> What you need to do
In the material below, find each line holding the string "Ефективност" and copy it.

> Stored data entries
────
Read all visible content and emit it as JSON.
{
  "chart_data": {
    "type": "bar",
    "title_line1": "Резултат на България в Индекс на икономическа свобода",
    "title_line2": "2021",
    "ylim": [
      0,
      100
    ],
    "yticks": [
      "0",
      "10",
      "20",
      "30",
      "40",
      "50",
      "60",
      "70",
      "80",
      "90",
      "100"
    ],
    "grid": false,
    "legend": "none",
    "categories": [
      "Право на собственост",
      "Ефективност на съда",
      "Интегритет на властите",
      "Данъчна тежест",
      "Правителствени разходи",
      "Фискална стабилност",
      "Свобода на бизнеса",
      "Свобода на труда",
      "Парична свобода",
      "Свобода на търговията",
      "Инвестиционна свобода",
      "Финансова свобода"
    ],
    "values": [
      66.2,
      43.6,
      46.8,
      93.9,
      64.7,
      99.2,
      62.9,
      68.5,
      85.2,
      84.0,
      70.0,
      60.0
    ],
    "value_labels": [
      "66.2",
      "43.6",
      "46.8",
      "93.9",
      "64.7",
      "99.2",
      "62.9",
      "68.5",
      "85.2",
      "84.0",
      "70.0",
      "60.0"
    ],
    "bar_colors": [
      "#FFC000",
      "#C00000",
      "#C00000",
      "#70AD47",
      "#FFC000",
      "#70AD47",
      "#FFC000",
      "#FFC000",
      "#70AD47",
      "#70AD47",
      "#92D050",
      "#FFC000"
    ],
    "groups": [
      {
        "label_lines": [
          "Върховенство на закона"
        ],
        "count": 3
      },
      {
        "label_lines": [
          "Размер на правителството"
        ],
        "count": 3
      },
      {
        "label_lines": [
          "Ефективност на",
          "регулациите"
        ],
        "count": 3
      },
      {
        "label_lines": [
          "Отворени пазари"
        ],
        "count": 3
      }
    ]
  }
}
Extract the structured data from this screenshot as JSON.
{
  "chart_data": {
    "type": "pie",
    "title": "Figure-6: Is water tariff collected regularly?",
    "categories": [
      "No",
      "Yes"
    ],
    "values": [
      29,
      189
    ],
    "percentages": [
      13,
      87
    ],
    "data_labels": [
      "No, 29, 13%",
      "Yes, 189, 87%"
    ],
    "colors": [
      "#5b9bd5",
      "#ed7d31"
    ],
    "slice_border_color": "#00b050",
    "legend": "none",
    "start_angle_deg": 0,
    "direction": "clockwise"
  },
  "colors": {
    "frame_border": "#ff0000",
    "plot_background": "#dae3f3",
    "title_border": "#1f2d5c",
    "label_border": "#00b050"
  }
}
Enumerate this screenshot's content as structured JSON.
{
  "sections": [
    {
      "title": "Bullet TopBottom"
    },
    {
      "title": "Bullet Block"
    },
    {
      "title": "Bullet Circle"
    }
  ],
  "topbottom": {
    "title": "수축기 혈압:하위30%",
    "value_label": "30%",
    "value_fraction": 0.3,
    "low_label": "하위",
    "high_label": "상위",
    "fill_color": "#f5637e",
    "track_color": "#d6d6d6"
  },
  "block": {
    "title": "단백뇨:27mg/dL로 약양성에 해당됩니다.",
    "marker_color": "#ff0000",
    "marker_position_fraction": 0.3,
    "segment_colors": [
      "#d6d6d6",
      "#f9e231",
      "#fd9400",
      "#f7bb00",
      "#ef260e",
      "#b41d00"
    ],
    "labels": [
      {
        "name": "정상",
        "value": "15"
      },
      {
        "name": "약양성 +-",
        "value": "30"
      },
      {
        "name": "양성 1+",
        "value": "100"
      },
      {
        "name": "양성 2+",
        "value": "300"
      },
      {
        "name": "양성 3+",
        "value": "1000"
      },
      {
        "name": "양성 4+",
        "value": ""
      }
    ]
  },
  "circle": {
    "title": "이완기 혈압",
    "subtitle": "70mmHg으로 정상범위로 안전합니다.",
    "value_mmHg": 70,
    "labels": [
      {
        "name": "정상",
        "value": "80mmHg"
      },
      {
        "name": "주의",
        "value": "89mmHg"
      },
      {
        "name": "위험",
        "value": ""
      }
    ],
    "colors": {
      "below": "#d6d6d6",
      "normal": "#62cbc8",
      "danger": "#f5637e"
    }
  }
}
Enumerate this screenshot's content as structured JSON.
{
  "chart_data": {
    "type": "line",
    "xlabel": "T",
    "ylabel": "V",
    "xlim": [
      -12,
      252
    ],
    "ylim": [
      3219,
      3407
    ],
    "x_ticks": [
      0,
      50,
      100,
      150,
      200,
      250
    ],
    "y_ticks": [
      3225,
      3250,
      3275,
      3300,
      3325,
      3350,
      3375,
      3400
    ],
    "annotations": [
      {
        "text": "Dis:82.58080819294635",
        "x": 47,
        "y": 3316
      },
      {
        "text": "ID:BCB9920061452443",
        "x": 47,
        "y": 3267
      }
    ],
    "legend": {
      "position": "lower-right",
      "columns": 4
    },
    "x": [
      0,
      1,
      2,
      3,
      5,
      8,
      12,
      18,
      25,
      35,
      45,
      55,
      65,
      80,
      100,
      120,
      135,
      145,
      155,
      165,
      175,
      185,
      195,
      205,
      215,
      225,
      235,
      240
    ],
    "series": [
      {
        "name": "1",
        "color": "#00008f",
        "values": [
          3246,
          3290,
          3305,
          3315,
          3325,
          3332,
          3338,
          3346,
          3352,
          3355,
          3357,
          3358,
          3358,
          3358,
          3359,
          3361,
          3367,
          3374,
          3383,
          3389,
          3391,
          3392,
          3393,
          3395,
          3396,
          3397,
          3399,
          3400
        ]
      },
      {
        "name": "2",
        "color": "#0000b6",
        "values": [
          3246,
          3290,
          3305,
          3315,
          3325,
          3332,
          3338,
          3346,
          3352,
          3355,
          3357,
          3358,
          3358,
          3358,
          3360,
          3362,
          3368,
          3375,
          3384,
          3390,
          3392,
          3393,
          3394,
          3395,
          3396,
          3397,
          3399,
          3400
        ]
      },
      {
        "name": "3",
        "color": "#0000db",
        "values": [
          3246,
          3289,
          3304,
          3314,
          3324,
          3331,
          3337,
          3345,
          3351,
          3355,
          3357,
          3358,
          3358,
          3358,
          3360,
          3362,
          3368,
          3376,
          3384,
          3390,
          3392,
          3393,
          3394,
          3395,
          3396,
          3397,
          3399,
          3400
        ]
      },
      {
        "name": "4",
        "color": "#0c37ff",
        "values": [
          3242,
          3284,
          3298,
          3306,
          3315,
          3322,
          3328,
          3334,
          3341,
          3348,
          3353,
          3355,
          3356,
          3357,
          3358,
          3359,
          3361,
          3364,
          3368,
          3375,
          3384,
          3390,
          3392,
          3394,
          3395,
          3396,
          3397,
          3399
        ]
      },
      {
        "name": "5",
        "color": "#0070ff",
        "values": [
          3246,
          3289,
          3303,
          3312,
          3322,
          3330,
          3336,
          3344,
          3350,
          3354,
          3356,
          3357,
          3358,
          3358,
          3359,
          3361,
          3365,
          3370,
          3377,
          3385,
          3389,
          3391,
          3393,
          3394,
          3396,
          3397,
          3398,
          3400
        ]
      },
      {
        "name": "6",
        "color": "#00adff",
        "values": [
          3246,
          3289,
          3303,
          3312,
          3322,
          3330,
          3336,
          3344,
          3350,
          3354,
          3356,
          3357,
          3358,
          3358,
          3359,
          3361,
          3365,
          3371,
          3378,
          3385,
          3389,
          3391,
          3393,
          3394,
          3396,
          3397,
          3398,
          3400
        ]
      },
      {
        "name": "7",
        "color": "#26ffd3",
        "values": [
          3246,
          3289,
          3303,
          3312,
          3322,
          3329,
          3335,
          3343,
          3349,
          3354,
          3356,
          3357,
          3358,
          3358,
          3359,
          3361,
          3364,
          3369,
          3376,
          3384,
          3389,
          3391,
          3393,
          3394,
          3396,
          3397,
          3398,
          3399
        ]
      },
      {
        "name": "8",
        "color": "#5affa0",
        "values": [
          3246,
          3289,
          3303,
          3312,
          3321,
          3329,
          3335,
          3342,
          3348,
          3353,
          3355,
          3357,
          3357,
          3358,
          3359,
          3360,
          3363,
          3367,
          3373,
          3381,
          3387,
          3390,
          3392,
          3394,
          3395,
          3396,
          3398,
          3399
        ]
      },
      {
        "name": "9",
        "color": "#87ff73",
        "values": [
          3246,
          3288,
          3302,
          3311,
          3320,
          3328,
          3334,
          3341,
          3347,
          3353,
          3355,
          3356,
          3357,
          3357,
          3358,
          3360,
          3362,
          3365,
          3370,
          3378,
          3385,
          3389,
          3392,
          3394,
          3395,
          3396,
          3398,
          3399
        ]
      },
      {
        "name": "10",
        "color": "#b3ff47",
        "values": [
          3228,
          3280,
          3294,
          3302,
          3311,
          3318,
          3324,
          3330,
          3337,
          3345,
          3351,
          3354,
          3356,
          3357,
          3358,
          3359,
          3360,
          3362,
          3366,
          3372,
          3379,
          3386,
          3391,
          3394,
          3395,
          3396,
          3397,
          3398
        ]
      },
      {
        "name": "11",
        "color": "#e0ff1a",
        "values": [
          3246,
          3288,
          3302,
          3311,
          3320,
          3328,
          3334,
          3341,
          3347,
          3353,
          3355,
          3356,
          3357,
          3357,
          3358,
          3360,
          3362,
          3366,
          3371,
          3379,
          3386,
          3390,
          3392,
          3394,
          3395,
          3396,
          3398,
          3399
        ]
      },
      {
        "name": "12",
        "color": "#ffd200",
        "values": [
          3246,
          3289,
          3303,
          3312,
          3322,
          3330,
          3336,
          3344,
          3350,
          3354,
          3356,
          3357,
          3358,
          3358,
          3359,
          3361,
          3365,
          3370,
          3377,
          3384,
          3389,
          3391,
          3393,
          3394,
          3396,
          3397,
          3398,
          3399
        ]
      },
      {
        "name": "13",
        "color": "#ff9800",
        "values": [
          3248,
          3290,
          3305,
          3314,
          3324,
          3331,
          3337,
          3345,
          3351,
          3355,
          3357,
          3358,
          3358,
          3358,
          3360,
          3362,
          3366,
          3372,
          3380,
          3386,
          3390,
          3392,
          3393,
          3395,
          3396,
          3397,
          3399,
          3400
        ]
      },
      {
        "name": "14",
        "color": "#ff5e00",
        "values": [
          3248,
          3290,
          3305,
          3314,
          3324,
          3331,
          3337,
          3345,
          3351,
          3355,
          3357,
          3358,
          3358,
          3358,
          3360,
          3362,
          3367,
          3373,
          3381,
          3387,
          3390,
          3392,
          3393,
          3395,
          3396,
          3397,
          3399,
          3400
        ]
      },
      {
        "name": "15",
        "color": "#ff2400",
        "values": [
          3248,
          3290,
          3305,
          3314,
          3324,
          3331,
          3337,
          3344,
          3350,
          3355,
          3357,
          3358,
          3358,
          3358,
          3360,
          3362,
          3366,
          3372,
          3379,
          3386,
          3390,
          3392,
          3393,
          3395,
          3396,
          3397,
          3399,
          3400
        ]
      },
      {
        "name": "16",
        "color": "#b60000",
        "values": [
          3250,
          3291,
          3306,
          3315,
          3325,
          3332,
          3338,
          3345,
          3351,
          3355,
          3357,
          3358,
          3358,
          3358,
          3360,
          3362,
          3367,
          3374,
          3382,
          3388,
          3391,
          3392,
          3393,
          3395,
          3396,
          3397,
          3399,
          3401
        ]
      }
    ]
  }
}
────
> Solution to this exercise
      "Ефективност на съда",
          "Ефективност на",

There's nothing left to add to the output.